> _Task to carry out_
The records below must be retyped exactly.

> _Items_
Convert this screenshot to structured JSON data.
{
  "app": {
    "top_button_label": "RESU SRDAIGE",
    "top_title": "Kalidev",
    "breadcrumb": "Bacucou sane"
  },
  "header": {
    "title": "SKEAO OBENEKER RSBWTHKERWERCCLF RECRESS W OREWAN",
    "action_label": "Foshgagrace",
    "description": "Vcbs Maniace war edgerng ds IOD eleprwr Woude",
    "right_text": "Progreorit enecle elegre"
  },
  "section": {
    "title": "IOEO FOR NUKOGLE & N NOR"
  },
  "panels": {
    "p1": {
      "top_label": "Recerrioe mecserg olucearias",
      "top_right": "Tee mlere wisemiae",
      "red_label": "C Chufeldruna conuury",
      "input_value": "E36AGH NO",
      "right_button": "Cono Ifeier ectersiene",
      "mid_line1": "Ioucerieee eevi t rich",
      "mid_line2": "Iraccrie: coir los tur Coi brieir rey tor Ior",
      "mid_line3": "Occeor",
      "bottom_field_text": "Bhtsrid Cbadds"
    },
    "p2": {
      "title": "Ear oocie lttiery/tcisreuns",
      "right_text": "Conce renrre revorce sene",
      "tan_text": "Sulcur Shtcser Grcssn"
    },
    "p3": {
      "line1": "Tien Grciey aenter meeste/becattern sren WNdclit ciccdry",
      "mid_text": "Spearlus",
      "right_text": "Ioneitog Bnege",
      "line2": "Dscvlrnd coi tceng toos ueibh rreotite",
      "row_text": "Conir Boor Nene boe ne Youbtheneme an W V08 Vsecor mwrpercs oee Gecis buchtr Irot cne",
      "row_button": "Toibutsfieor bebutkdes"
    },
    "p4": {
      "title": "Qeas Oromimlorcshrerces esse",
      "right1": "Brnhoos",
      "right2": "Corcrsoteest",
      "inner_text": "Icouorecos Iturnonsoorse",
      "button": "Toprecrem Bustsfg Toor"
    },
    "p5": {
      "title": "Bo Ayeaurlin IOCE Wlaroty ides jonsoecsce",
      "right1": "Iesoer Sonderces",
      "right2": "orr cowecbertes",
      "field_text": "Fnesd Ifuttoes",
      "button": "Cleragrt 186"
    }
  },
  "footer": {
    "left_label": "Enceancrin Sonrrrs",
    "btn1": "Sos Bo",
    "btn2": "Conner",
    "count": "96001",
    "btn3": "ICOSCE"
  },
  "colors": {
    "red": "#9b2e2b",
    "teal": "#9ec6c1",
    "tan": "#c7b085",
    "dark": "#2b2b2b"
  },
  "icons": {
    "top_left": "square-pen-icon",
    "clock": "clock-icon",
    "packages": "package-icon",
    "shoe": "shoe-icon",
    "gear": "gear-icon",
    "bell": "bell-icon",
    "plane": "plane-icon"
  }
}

> _Problem solution_
Convert this screenshot to structured JSON data.
{
  "app": {
    "top_button_label": "RESU SRDAIGE",
    "top_title": "Kalidev",
    "breadcrumb": "Bacucou sane"
  },
  "header": {
    "title": "SKEAO OBENEKER RSBWTHKERWERCCLF RECRESS W OREWAN",
    "action_label": "Foshgagrace",
    "description": "Vcbs Maniace war edgerng ds IOD eleprwr Woude",
    "right_text": "Progreorit enecle elegre"
  },
  "section": {
    "title": "IOEO FOR NUKOGLE & N NOR"
  },
  "panels": {
    "p1": {
      "top_label": "Recerrioe mecserg olucearias",
      "top_right": "Tee mlere wisemiae",
      "red_label": "C Chufeldruna conuury",
      "input_value": "E36AGH NO",
      "right_button": "Cono Ifeier ectersiene",
      "mid_line1": "Ioucerieee eevi t rich",
      "mid_line2": "Iraccrie: coir los tur Coi brieir rey tor Ior",
      "mid_line3": "Occeor",
      "bottom_field_text": "Bhtsrid Cbadds"
    },
    "p2": {
      "title": "Ear oocie lttiery/tcisreuns",
      "right_text": "Conce renrre revorce sene",
      "tan_text": "Sulcur Shtcser Grcssn"
    },
    "p3": {
      "line1": "Tien Grciey aenter meeste/becattern sren WNdclit ciccdry",
      "mid_text": "Spearlus",
      "right_text": "Ioneitog Bnege",
      "line2": "Dscvlrnd coi tceng toos ueibh rreotite",
      "row_text": "Conir Boor Nene boe ne Youbtheneme an W V08 Vsecor mwrpercs oee Gecis buchtr Irot cne",
      "row_button": "Toibutsfieor bebutkdes"
    },
    "p4": {
      "title": "Qeas Oromimlorcshrerces esse",
      "right1": "Brnhoos",
      "right2": "Corcrsoteest",
      "inner_text": "Icouorecos Iturnonsoorse",
      "button": "Toprecrem Bustsfg Toor"
    },
    "p5": {
      "title": "Bo Ayeaurlin IOCE Wlaroty ides jonsoecsce",
      "right1": "Iesoer Sonderces",
      "right2": "orr cowecbertes",
      "field_text": "Fnesd Ifuttoes",
      "button": "Cleragrt 186"
    }
  },
  "footer": {
    "left_label": "Enceancrin Sonrrrs",
    "btn1": "Sos Bo",
    "btn2": "Conner",
    "count": "96001",
    "btn3": "ICOSCE"
  },
  "colors": {
    "red": "#9b2e2b",
    "teal": "#9ec6c1",
    "tan": "#c7b085",
    "dark": "#2b2b2b"
  },
  "icons": {
    "top_left": "square-pen-icon",
    "clock": "clock-icon",
    "packages": "package-icon",
    "shoe": "shoe-icon",
    "gear": "gear-icon",
    "bell": "bell-icon",
    "plane": "plane-icon"
  }
}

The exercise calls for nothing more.